** Start Supplied data **

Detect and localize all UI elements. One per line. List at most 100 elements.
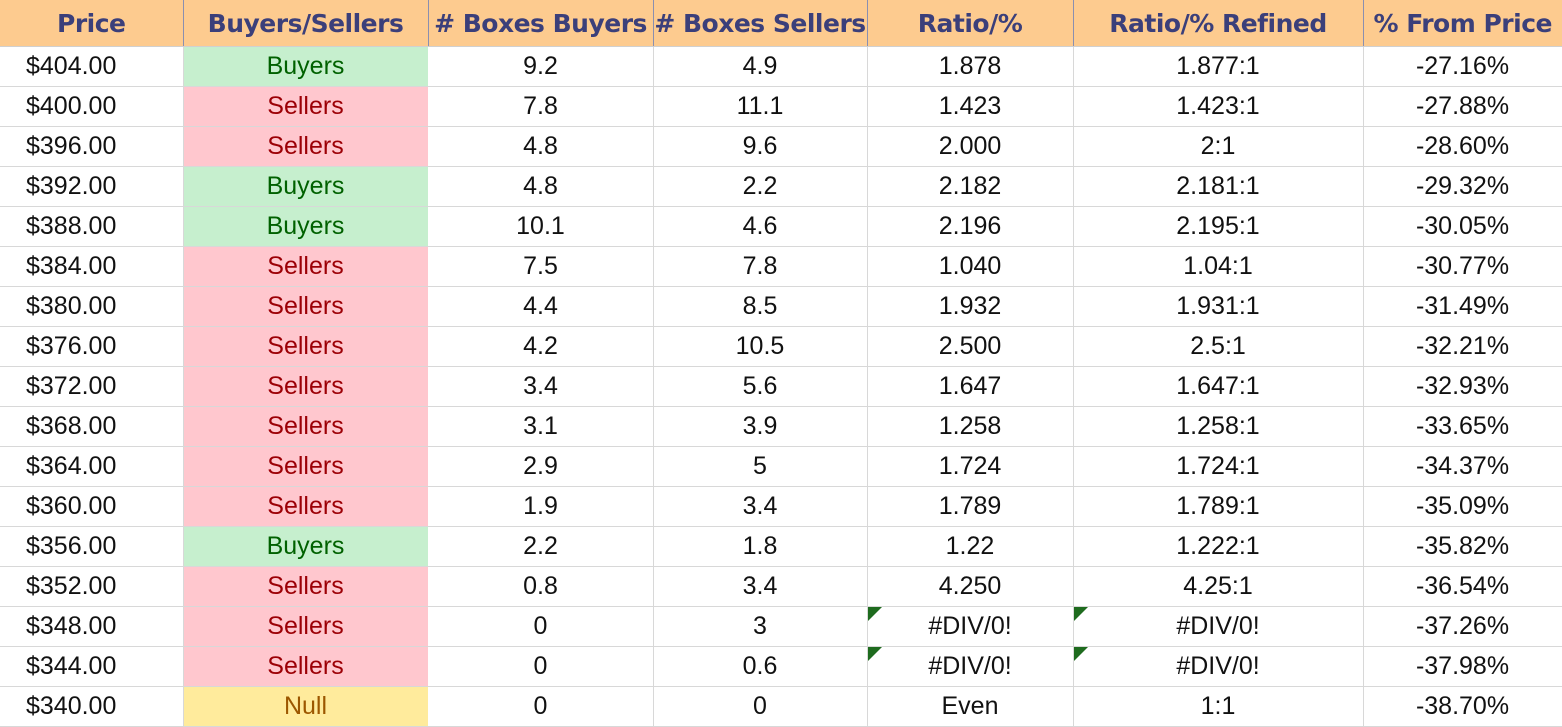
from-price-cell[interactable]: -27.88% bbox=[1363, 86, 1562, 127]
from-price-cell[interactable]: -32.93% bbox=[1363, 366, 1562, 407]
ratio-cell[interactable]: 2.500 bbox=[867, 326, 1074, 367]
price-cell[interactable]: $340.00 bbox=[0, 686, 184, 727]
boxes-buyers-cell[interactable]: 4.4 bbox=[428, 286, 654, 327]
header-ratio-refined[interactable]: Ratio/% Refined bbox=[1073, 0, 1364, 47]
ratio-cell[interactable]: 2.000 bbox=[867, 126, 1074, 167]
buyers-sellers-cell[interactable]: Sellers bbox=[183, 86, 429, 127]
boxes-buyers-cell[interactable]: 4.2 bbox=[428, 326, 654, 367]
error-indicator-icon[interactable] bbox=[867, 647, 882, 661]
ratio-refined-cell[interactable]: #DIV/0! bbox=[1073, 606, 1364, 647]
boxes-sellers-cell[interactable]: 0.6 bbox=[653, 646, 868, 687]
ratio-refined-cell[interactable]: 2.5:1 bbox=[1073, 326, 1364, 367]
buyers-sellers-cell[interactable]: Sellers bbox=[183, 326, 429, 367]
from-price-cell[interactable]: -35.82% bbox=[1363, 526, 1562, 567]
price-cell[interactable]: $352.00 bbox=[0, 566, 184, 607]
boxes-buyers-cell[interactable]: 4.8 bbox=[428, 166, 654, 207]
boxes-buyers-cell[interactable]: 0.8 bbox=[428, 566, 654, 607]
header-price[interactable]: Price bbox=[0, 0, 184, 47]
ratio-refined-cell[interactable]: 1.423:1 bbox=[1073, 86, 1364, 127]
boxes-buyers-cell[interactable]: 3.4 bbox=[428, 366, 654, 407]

** End Supplied data **

◆ Prompt ◆
Reproduce every line of the items above word for word, leaving out the pictures.

◆ Answer for this exercise ◆
Detect and localize all UI elements. One per line. List at most 100 elements.
from-price-cell[interactable]: -27.88% bbox=[1363, 86, 1562, 127]
from-price-cell[interactable]: -32.93% bbox=[1363, 366, 1562, 407]
ratio-cell[interactable]: 2.500 bbox=[867, 326, 1074, 367]
price-cell[interactable]: $340.00 bbox=[0, 686, 184, 727]
boxes-buyers-cell[interactable]: 4.4 bbox=[428, 286, 654, 327]
header-ratio-refined[interactable]: Ratio/% Refined bbox=[1073, 0, 1364, 47]
ratio-cell[interactable]: 2.000 bbox=[867, 126, 1074, 167]
buyers-sellers-cell[interactable]: Sellers bbox=[183, 86, 429, 127]
boxes-buyers-cell[interactable]: 4.2 bbox=[428, 326, 654, 367]
error-indicator-icon[interactable] bbox=[867, 647, 882, 661]
ratio-refined-cell[interactable]: #DIV/0! bbox=[1073, 606, 1364, 647]
boxes-sellers-cell[interactable]: 0.6 bbox=[653, 646, 868, 687]
ratio-refined-cell[interactable]: 2.5:1 bbox=[1073, 326, 1364, 367]
buyers-sellers-cell[interactable]: Sellers bbox=[183, 326, 429, 367]
from-price-cell[interactable]: -35.82% bbox=[1363, 526, 1562, 567]
price-cell[interactable]: $352.00 bbox=[0, 566, 184, 607]
boxes-buyers-cell[interactable]: 4.8 bbox=[428, 166, 654, 207]
boxes-buyers-cell[interactable]: 0.8 bbox=[428, 566, 654, 607]
header-price[interactable]: Price bbox=[0, 0, 184, 47]
ratio-refined-cell[interactable]: 1.423:1 bbox=[1073, 86, 1364, 127]
boxes-buyers-cell[interactable]: 3.4 bbox=[428, 366, 654, 407]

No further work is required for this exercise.